Goal: Give back exactly the lines from the one containing "Give me a plain-text" through the end of the records, including both, and no others.

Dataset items

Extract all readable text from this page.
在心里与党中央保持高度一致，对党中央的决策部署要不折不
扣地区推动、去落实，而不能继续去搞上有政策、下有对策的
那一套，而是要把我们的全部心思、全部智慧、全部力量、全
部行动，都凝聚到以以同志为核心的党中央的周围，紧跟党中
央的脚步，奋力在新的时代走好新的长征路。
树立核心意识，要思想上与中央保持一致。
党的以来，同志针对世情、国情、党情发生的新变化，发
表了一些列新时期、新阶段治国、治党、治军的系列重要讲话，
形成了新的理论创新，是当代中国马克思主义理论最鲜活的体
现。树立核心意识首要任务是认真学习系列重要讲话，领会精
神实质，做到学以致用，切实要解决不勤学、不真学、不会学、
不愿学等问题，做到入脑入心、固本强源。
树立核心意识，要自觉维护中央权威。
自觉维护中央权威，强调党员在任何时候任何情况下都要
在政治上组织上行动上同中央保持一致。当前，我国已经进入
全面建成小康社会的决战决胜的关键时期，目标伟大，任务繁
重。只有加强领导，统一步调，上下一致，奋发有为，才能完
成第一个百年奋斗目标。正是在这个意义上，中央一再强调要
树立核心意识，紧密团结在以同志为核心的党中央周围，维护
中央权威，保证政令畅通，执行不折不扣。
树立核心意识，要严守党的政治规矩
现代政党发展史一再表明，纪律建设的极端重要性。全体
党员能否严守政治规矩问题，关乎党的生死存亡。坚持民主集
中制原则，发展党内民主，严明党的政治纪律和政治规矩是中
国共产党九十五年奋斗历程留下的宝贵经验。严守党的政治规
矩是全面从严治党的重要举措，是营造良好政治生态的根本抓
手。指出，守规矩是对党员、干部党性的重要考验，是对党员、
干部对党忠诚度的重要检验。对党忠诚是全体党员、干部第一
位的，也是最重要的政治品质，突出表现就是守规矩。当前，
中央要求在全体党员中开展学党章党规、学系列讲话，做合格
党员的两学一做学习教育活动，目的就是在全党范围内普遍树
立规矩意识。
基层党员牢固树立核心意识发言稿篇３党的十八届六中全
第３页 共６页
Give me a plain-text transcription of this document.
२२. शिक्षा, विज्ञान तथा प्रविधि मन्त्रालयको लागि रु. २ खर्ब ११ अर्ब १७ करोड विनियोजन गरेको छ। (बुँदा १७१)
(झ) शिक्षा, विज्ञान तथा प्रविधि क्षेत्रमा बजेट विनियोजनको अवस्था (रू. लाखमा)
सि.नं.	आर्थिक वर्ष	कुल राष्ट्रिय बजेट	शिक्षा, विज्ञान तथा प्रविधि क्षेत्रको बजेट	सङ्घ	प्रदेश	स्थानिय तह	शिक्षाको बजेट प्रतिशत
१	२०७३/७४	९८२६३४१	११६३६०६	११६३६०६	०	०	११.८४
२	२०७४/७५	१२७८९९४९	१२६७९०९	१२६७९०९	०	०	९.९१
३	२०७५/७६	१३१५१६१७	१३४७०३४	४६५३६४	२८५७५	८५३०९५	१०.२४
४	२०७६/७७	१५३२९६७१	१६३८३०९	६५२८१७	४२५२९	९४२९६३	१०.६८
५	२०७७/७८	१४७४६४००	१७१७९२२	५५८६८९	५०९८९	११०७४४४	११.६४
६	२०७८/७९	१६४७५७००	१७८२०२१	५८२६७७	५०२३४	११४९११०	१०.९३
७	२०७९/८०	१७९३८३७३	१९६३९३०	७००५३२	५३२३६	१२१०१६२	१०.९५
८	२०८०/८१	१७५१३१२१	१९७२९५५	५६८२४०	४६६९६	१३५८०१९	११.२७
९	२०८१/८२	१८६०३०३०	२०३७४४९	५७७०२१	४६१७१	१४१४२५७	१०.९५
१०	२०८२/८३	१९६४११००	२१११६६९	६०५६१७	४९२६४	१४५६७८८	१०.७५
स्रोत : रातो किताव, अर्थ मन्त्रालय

Result of the exercise:
Give me a plain-text transcription of this document.
२२. शिक्षा, विज्ञान तथा प्रविधि मन्त्रालयको लागि रु. २ खर्ब ११ अर्ब १७ करोड विनियोजन गरेको छ। (बुँदा १७१)
(झ) शिक्षा, विज्ञान तथा प्रविधि क्षेत्रमा बजेट विनियोजनको अवस्था (रू. लाखमा)
सि.नं.	आर्थिक वर्ष	कुल राष्ट्रिय बजेट	शिक्षा, विज्ञान तथा प्रविधि क्षेत्रको बजेट	सङ्घ	प्रदेश	स्थानिय तह	शिक्षाको बजेट प्रतिशत
१	२०७३/७४	९८२६३४१	११६३६०६	११६३६०६	०	०	११.८४
२	२०७४/७५	१२७८९९४९	१२६७९०९	१२६७९०९	०	०	९.९१
३	२०७५/७६	१३१५१६१७	१३४७०३४	४६५३६४	२८५७५	८५३०९५	१०.२४
४	२०७६/७७	१५३२९६७१	१६३८३०९	६५२८१७	४२५२९	९४२९६३	१०.६८
५	२०७७/७८	१४७४६४००	१७१७९२२	५५८६८९	५०९८९	११०७४४४	११.६४
६	२०७८/७९	१६४७५७००	१७८२०२१	५८२६७७	५०२३४	११४९११०	१०.९३
७	२०७९/८०	१७९३८३७३	१९६३९३०	७००५३२	५३२३६	१२१०१६२	१०.९५
८	२०८०/८१	१७५१३१२१	१९७२९५५	५६८२४०	४६६९६	१३५८०१९	११.२७
९	२०८१/८२	१८६०३०३०	२०३७४४९	५७७०२१	४६१७१	१४१४२५७	१०.९५
१०	२०८२/८३	१९६४११००	२१११६६९	६०५६१७	४९२६४	१४५६७८८	१०.७५
स्रोत : रातो किताव, अर्थ मन्त्रालय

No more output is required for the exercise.